Problem requirements:
Restate all of the entries exactly, dropping any pictures they hold.

[start]

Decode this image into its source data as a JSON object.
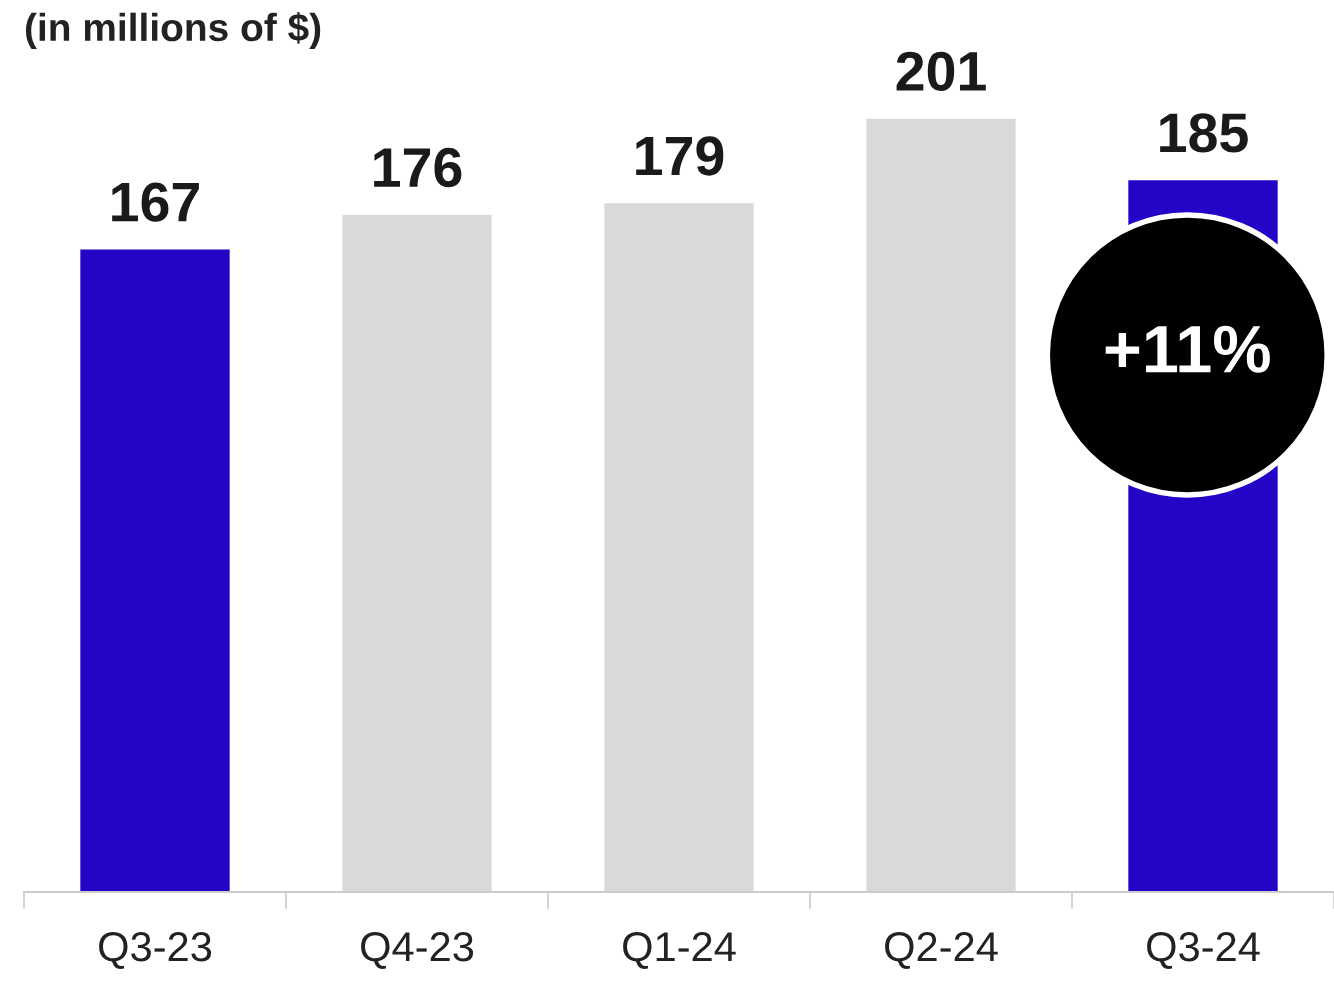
{
  "chart_data": {
    "type": "bar",
    "subtitle": "(in millions of $)",
    "categories": [
      "Q3-23",
      "Q4-23",
      "Q1-24",
      "Q2-24",
      "Q3-24"
    ],
    "values": [
      167,
      176,
      179,
      201,
      185
    ],
    "colors": [
      "#2305c8",
      "#d9d9d9",
      "#d9d9d9",
      "#d9d9d9",
      "#2305c8"
    ],
    "tick_labels": "x",
    "grid": false,
    "data_labels": true,
    "annotations": [
      "+11%"
    ]
  }
}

[end]

Exercise result:
Decode this image into its source data as a JSON object.
{
  "chart_data": {
    "type": "bar",
    "subtitle": "(in millions of $)",
    "categories": [
      "Q3-23",
      "Q4-23",
      "Q1-24",
      "Q2-24",
      "Q3-24"
    ],
    "values": [
      167,
      176,
      179,
      201,
      185
    ],
    "colors": [
      "#2305c8",
      "#d9d9d9",
      "#d9d9d9",
      "#d9d9d9",
      "#2305c8"
    ],
    "tick_labels": "x",
    "grid": false,
    "data_labels": true,
    "annotations": [
      "+11%"
    ]
  }
}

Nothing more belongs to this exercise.